**Task statement:** Show every line in the records below that contains the word "label".

**Input material:**
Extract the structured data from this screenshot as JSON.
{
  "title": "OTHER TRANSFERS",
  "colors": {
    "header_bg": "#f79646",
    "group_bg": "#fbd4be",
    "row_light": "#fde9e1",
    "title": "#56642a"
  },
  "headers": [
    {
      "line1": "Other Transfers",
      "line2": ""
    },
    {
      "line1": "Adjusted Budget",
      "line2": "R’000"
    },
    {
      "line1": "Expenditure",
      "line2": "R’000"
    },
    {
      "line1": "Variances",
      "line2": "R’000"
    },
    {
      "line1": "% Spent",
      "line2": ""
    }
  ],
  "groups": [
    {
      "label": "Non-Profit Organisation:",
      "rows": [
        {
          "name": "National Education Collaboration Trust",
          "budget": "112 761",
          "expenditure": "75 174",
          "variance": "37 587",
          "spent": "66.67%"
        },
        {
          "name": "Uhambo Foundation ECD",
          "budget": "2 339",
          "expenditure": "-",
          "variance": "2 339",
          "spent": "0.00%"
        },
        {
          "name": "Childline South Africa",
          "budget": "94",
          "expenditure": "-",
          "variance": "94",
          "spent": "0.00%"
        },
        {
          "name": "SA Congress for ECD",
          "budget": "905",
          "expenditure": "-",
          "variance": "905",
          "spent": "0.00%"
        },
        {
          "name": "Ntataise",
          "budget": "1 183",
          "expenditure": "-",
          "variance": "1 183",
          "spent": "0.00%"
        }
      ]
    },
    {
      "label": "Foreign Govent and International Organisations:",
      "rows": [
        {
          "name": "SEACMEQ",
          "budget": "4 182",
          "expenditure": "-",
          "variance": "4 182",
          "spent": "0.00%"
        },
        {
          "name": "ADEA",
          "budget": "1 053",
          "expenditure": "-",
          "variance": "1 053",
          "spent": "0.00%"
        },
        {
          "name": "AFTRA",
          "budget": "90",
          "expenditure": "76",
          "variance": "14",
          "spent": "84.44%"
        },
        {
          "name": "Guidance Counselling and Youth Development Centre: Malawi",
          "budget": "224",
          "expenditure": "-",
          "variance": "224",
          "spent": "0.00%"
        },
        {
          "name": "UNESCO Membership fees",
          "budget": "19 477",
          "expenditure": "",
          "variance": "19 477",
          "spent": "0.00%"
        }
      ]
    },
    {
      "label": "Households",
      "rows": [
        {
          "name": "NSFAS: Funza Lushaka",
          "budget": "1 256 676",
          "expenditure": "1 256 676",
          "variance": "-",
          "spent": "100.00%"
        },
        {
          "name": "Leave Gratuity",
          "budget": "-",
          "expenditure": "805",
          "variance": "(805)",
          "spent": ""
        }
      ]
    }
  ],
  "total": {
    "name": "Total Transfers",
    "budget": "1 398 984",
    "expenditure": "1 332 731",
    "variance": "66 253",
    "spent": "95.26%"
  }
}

**Answer below:**
      "label": "Non-Profit Organisation:",
      "label": "Foreign Govent and International Organisations:",
      "label": "Households",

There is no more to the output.